§ Required work: Leave out the pictures and reproduce all of the data exactly.

§ Data excerpts:
···

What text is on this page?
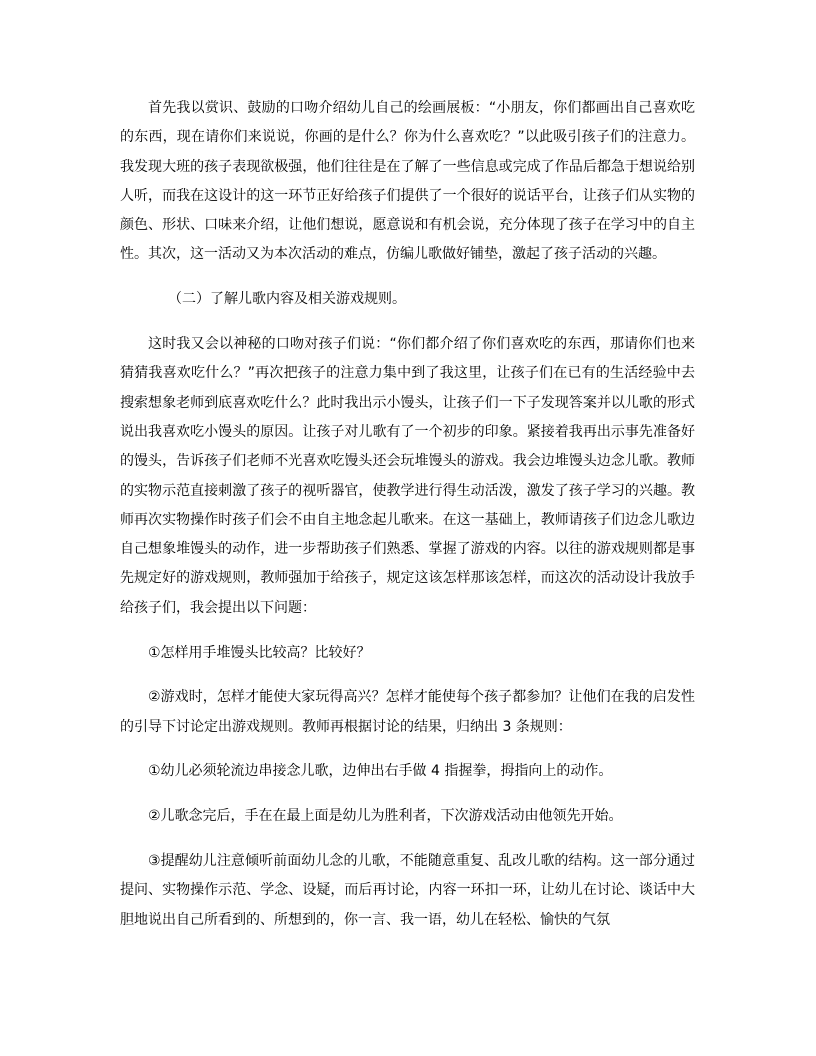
首先我以赏识、鼓励的口吻介绍幼儿自己的绘画展板：“小朋友，你们都画出自己喜欢吃的东西，现在请你们来说说，你画的是什么？你为什么喜欢吃？”以此吸引孩子们的注意力。我发现大班的孩子表现欲极强，他们往往是在了解了一些信息或完成了作品后都急于想说给别人听，而我在这设计的这一环节正好给孩子们提供了一个很好的说话平台，让孩子们从实物的颜色、形状、口味来介绍，让他们想说，愿意说和有机会说，充分体现了孩子在学习中的自主性。其次，这一活动又为本次活动的难点，仿编儿歌做好铺垫，激起了孩子活动的兴趣。

（二）了解儿歌内容及相关游戏规则。

这时我又会以神秘的口吻对孩子们说：“你们都介绍了你们喜欢吃的东西，那请你们也来猜猜我喜欢吃什么？”再次把孩子的注意力集中到了我这里，让孩子们在已有的生活经验中去搜索想象老师到底喜欢吃什么？此时我出示小馒头，让孩子们一下子发现答案并以儿歌的形式说出我喜欢吃小馒头的原因。让孩子对儿歌有了一个初步的印象。紧接着我再出示事先准备好的馒头，告诉孩子们老师不光喜欢吃馒头还会玩堆馒头的游戏。我会边堆馒头边念儿歌。教师的实物示范直接刺激了孩子的视听器官，使教学进行得生动活泼，激发了孩子学习的兴趣。教师再次实物操作时孩子们会不由自主地念起儿歌来。在这一基础上，教师请孩子们边念儿歌边自己想象堆馒头的动作，进一步帮助孩子们熟悉、掌握了游戏的内容。以往的游戏规则都是事先规定好的游戏规则，教师强加于给孩子，规定这该怎样那该怎样，而这次的活动设计我放手给孩子们，我会提出以下问题：

①怎样用手堆馒头比较高？比较好？

②游戏时，怎样才能使大家玩得高兴？怎样才能使每个孩子都参加？让他们在我的启发性的引导下讨论定出游戏规则。教师再根据讨论的结果，归纳出 3 条规则：

①幼儿必须轮流边串接念儿歌，边伸出右手做 4 指握拳，拇指向上的动作。

②儿歌念完后，手在在最上面是幼儿为胜利者，下次游戏活动由他领先开始。

③提醒幼儿注意倾听前面幼儿念的儿歌，不能随意重复、乱改儿歌的结构。这一部分通过提问、实物操作示范、学念、设疑，而后再讨论，内容一环扣一环，让幼儿在讨论、谈话中大胆地说出自己所看到的、所想到的，你一言、我一语，幼儿在轻松、愉快的气氛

···

§ Completed exercise:
What text is on this page?
首先我以赏识、鼓励的口吻介绍幼儿自己的绘画展板：“小朋友，你们都画出自己喜欢吃的东西，现在请你们来说说，你画的是什么？你为什么喜欢吃？”以此吸引孩子们的注意力。我发现大班的孩子表现欲极强，他们往往是在了解了一些信息或完成了作品后都急于想说给别人听，而我在这设计的这一环节正好给孩子们提供了一个很好的说话平台，让孩子们从实物的颜色、形状、口味来介绍，让他们想说，愿意说和有机会说，充分体现了孩子在学习中的自主性。其次，这一活动又为本次活动的难点，仿编儿歌做好铺垫，激起了孩子活动的兴趣。

（二）了解儿歌内容及相关游戏规则。

这时我又会以神秘的口吻对孩子们说：“你们都介绍了你们喜欢吃的东西，那请你们也来猜猜我喜欢吃什么？”再次把孩子的注意力集中到了我这里，让孩子们在已有的生活经验中去搜索想象老师到底喜欢吃什么？此时我出示小馒头，让孩子们一下子发现答案并以儿歌的形式说出我喜欢吃小馒头的原因。让孩子对儿歌有了一个初步的印象。紧接着我再出示事先准备好的馒头，告诉孩子们老师不光喜欢吃馒头还会玩堆馒头的游戏。我会边堆馒头边念儿歌。教师的实物示范直接刺激了孩子的视听器官，使教学进行得生动活泼，激发了孩子学习的兴趣。教师再次实物操作时孩子们会不由自主地念起儿歌来。在这一基础上，教师请孩子们边念儿歌边自己想象堆馒头的动作，进一步帮助孩子们熟悉、掌握了游戏的内容。以往的游戏规则都是事先规定好的游戏规则，教师强加于给孩子，规定这该怎样那该怎样，而这次的活动设计我放手给孩子们，我会提出以下问题：

①怎样用手堆馒头比较高？比较好？

②游戏时，怎样才能使大家玩得高兴？怎样才能使每个孩子都参加？让他们在我的启发性的引导下讨论定出游戏规则。教师再根据讨论的结果，归纳出 3 条规则：

①幼儿必须轮流边串接念儿歌，边伸出右手做 4 指握拳，拇指向上的动作。

②儿歌念完后，手在在最上面是幼儿为胜利者，下次游戏活动由他领先开始。

③提醒幼儿注意倾听前面幼儿念的儿歌，不能随意重复、乱改儿歌的结构。这一部分通过提问、实物操作示范、学念、设疑，而后再讨论，内容一环扣一环，让幼儿在讨论、谈话中大胆地说出自己所看到的、所想到的，你一言、我一语，幼儿在轻松、愉快的气氛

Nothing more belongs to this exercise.